Given instruction:
Say how many lines contain the word "Contains" and give no other text.

Data for this exercise:
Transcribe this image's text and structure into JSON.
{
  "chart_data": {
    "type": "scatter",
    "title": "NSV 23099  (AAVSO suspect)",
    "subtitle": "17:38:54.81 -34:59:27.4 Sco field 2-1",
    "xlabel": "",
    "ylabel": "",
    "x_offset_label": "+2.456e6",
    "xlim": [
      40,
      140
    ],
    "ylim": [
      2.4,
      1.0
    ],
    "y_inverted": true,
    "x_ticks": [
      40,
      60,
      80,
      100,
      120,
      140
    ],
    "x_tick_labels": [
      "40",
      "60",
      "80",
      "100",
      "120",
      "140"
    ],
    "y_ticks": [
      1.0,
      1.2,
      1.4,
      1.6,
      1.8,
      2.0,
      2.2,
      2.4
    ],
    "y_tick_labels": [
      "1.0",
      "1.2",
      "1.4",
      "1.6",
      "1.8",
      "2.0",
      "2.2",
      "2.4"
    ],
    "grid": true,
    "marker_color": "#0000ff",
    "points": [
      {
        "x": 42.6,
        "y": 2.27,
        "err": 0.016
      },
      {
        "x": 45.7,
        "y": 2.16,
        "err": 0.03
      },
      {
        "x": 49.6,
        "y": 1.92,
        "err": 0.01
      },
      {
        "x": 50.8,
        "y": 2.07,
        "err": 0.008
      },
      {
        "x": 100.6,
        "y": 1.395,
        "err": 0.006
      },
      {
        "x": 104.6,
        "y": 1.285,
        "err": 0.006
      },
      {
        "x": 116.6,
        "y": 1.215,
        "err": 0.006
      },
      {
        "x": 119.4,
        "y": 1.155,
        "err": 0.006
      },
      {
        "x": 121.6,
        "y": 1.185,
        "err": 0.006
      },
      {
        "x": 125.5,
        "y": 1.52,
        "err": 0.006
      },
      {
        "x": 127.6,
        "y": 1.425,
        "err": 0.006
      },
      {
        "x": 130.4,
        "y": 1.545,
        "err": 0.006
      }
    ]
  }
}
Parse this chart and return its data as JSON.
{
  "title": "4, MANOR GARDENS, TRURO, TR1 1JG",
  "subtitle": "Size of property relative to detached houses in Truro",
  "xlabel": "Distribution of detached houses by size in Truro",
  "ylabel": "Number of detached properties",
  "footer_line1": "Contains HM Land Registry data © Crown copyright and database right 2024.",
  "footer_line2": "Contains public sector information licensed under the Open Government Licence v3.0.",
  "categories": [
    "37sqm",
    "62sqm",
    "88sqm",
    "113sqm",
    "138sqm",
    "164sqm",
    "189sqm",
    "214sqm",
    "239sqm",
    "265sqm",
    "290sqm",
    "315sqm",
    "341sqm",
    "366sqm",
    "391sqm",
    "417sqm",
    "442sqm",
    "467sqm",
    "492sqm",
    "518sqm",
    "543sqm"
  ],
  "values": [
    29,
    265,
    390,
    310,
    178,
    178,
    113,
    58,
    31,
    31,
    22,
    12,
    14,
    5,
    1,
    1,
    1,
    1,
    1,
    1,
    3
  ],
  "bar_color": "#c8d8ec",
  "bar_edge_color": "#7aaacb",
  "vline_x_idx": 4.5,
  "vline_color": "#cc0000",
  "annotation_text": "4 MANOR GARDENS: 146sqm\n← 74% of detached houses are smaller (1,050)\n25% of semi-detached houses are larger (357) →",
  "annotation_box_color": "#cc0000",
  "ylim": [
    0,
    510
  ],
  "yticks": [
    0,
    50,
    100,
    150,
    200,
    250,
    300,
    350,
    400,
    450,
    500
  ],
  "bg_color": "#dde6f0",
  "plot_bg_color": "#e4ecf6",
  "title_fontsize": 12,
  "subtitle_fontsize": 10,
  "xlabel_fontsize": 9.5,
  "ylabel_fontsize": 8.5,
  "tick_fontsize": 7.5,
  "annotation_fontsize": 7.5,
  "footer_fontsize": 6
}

Result below:
2